◆ **Requirement 1**: According to the biography of John H. Moore, which university department did he chair?
◆ **Requirement 2**: Summarize the biography of John H. Moore in two sentences.
◆ **Requirement 3**: Carry the biography of John H. Moore forward beyond its final sentence.

◆ **Selected extract**:
John H. Moore

For the federal judge, see John H. Moore II. For the Texas pioneer, see John Henry Moore (Texas).
John H. Moore
Born John Hartwell Moore
(1939-02-27)27 February 1939
Williston, North Dakota
Died 10 August 2016(2016-08-10) (aged 77)
Nationality American
Fields Anthropology
Institutions University of Florida

John Hartwell Moore (27 February 1939 10 August 2016) was Professor and Chair of the Anthropology Department at the University of Florida in Gainesville, Florida.

His research specialties included North American Indian ethnology, kinship, demography, and sociocultural evolution. His fieldwork included research with the Cheyenne, Mvskoke Creek, Seminole, Choctaw, Cree, and Pamunkey. His most recent work is a demographic exploration of the feasibility of space colonization, published by NASA in the book Interstellar Travel and Multi-Generational Space Ships.

◆ **Data excerpts**:
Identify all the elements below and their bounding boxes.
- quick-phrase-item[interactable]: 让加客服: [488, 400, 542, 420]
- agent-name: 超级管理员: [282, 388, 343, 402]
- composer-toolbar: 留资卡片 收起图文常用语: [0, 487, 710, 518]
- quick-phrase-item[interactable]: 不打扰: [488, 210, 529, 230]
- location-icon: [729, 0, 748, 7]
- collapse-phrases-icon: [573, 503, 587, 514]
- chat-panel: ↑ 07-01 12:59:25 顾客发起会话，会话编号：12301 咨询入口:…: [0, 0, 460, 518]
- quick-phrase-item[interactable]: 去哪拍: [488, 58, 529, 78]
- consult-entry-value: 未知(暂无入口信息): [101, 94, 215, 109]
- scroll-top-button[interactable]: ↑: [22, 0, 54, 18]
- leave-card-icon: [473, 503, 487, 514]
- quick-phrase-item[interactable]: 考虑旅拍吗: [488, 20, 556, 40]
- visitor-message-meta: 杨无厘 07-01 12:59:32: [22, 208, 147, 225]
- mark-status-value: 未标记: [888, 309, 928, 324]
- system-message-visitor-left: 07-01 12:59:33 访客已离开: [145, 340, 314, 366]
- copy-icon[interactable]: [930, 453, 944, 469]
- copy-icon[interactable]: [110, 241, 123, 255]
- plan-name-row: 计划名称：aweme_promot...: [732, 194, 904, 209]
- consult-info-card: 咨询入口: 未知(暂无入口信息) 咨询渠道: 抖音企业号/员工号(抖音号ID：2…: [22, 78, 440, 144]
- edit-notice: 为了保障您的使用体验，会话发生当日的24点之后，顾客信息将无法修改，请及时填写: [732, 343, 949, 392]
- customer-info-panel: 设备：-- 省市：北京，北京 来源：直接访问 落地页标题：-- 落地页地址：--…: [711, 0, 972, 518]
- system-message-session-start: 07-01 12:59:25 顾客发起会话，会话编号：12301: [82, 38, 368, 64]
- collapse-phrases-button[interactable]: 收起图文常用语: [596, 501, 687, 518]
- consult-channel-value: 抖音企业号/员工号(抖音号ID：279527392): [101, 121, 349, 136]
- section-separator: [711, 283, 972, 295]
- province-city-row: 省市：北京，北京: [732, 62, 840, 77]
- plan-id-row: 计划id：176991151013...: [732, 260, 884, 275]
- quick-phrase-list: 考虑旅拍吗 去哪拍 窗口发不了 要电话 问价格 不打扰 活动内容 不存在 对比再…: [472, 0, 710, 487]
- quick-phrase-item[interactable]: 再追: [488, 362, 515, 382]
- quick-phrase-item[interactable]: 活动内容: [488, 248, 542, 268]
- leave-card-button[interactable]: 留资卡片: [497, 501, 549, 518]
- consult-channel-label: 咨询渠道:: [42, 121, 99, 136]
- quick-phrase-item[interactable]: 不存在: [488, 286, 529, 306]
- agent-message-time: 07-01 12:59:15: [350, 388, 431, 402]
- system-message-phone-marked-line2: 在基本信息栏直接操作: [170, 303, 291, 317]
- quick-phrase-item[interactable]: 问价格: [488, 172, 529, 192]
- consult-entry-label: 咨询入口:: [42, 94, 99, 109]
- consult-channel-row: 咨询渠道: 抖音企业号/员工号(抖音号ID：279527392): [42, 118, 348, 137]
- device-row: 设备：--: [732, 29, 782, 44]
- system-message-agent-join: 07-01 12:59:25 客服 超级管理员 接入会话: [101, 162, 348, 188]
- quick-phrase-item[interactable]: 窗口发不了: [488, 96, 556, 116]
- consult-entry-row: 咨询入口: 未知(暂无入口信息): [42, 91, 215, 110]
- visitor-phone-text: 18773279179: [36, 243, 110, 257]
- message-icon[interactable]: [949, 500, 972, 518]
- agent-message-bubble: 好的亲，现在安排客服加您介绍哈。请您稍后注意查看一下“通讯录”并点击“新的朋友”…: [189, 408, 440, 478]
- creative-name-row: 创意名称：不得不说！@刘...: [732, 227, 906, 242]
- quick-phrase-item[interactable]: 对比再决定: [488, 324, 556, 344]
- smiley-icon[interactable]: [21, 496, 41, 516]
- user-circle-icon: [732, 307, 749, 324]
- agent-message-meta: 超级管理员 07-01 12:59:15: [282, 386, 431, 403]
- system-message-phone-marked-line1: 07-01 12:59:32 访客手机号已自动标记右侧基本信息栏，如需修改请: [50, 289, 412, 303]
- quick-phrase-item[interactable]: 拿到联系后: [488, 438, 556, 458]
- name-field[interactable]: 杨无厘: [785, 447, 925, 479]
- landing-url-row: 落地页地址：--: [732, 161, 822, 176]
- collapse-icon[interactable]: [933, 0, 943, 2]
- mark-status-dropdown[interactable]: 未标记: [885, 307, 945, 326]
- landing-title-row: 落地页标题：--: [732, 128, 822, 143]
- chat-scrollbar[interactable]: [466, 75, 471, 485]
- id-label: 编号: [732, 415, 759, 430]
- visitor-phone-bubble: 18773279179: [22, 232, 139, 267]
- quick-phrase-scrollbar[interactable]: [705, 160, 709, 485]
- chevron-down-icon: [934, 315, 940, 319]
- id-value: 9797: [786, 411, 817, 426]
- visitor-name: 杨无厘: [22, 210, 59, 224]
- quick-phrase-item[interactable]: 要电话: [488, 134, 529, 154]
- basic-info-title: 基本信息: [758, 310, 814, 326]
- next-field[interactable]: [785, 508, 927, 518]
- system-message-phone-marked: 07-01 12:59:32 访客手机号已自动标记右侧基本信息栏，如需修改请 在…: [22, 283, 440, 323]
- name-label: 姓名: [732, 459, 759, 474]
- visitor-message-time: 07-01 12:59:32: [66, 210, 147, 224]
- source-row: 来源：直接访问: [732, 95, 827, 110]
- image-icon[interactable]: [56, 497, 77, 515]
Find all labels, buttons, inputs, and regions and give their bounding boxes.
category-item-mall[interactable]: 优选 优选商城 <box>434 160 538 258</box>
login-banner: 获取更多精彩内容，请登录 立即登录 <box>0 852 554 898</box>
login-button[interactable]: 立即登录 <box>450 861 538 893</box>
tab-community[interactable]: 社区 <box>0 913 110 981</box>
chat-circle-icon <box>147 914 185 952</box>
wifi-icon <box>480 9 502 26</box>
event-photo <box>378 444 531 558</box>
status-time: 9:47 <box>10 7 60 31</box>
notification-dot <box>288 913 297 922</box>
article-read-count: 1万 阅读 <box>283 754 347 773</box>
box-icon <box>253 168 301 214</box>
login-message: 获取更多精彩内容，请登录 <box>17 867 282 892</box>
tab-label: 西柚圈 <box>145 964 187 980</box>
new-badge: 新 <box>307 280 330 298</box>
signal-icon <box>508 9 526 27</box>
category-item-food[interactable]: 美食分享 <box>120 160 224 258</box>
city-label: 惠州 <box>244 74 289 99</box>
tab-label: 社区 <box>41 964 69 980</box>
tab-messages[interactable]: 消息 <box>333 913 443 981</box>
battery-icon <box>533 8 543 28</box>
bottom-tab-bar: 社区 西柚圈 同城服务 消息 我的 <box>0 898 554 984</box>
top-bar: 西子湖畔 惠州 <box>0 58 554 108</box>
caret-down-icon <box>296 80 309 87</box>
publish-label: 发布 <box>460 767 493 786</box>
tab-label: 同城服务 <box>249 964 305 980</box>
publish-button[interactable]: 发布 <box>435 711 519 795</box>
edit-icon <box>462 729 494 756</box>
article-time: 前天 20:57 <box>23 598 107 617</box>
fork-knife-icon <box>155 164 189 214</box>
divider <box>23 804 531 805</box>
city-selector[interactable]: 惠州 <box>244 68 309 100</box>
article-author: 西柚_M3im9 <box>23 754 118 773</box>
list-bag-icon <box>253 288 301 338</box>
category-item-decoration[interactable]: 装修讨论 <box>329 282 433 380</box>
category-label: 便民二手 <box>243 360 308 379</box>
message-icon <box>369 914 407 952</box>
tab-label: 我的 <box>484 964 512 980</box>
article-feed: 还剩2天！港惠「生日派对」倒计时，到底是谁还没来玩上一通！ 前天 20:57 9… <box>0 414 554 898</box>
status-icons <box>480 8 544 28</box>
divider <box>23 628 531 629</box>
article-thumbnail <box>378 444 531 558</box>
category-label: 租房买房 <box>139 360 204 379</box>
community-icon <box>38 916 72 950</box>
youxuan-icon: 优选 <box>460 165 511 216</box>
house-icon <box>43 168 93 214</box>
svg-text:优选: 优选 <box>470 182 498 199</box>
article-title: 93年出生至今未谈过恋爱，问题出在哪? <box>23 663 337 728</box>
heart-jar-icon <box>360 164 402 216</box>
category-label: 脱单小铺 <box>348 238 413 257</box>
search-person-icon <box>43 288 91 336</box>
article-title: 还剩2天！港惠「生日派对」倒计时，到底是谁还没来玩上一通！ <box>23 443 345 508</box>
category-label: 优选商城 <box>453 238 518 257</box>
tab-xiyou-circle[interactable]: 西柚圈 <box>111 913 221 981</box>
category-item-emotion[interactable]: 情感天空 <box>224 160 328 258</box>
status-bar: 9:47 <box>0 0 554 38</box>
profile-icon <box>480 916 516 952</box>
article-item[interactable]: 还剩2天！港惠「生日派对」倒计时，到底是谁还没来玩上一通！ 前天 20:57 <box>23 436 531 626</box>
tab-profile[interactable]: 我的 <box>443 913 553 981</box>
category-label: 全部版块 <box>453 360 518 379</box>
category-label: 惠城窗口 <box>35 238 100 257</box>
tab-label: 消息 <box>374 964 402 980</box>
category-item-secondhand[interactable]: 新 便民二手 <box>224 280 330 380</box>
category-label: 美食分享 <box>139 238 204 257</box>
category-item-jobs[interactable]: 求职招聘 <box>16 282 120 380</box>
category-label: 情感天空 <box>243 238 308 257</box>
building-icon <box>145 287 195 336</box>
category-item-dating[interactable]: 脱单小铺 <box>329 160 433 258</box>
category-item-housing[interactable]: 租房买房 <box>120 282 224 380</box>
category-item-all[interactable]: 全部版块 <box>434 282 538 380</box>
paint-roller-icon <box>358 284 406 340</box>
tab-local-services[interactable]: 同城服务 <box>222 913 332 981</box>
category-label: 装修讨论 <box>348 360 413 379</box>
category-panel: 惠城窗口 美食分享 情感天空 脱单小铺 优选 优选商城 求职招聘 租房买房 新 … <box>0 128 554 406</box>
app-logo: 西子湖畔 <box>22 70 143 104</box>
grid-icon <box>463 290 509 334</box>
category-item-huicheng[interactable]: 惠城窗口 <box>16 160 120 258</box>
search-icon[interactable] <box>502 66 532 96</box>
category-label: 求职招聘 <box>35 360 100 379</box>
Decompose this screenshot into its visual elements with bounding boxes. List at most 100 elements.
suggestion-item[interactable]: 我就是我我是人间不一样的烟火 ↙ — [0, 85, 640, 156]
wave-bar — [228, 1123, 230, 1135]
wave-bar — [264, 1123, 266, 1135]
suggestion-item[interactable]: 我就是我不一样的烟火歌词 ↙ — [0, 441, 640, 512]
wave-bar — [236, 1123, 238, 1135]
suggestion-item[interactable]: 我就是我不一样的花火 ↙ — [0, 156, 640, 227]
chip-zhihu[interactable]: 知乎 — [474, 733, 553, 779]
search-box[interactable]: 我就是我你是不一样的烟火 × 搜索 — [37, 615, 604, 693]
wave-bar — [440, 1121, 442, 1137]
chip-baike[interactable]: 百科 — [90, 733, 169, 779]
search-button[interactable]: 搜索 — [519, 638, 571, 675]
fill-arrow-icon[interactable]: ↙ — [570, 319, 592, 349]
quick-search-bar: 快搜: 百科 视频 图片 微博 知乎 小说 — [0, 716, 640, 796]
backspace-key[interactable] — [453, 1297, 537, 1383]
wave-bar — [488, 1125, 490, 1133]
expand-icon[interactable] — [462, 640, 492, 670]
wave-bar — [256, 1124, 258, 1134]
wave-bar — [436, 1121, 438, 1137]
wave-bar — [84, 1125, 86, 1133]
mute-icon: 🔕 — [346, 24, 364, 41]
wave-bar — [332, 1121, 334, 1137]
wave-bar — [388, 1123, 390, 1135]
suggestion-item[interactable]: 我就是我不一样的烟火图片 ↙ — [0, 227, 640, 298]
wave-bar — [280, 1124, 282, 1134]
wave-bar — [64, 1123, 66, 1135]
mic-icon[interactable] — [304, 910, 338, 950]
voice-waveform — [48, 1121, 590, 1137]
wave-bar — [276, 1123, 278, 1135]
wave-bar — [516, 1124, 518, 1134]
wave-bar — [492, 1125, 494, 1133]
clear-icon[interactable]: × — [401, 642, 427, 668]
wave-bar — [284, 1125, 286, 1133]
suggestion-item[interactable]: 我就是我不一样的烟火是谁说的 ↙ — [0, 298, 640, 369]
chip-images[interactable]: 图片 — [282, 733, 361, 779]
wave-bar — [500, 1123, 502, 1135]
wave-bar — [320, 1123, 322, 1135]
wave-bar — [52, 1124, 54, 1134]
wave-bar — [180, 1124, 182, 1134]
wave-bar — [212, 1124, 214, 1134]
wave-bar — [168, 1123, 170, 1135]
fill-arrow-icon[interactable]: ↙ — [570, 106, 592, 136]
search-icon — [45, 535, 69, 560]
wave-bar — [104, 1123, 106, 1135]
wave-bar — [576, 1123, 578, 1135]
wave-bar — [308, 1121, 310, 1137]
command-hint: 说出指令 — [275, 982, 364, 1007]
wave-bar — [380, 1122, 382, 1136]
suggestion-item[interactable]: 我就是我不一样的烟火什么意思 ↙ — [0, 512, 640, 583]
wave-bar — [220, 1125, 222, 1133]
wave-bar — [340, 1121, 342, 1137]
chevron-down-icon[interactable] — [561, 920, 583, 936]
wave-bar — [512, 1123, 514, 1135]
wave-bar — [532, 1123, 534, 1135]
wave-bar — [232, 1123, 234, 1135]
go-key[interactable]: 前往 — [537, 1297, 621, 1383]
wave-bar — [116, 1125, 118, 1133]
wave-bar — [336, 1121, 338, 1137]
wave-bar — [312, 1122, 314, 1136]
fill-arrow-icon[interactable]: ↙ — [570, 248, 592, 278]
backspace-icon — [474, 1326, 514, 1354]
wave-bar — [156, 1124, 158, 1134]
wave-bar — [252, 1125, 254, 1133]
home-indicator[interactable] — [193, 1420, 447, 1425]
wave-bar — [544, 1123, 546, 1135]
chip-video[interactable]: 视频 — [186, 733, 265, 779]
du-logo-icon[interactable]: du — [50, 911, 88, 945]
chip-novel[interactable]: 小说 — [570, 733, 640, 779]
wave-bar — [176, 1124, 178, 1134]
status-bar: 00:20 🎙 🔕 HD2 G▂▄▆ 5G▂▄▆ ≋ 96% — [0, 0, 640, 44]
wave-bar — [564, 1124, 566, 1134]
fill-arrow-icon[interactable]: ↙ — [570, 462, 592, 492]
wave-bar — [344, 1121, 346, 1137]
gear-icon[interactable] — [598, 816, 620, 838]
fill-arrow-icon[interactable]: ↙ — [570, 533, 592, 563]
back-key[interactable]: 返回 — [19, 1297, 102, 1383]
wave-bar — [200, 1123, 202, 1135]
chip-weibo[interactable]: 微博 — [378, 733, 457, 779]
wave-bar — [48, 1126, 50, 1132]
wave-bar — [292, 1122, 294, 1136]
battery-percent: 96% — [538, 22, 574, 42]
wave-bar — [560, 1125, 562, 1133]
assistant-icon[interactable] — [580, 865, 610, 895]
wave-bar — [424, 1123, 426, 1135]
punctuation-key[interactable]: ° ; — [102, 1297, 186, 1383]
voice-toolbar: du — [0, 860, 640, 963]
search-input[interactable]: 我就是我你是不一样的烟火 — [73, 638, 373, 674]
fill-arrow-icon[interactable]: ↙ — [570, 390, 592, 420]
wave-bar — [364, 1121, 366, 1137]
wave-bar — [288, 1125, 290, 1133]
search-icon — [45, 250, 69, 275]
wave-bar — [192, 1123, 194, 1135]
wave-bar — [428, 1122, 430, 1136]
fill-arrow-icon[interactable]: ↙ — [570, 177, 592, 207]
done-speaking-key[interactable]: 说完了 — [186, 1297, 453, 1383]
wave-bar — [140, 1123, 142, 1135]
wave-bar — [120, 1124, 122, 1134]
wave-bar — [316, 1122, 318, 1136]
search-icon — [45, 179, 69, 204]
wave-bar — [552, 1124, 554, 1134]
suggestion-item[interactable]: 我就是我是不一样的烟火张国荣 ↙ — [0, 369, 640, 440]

◆ **Response box 1**: He chaired the Anthropology Department at the University of Florida in Gainesville, Florida.

◆ **Response box 2**: John Hartwell Moore (1939–2016), an American anthropologist born in Williston, North Dakota, was Professor and Chair of the Anthropology Department at the University of Florida. His specialties included North American Indian ethnology, kinship, demography, and sociocultural evolution, and his most recent work, published by NASA, explored the demographic feasibility of space colonization.

◆ **Response box 3**:
He was featured in the "Spacemen” episode of National Geographic Channel’s Naked Science television series. He worked as a consultant and expert witness on behalf of Native American groups who are seeking to protect their land, resources, and treaty rights, especially the descendants of those killed or attacked at the Sand Creek Massacre in Colorado in 1864, who were promised reparations under the Treaty of the Little Arkansas in 1865, which have never been paid. He is interested in the interactions between the biological and cultural aspects of "race," and is Editor-in-Chief of the 2007 Macmillan Encyclopedia of Race and Racism. He was a Fellow of the American Association for the Advancement of Science, and former Chair of the Anthropology Section.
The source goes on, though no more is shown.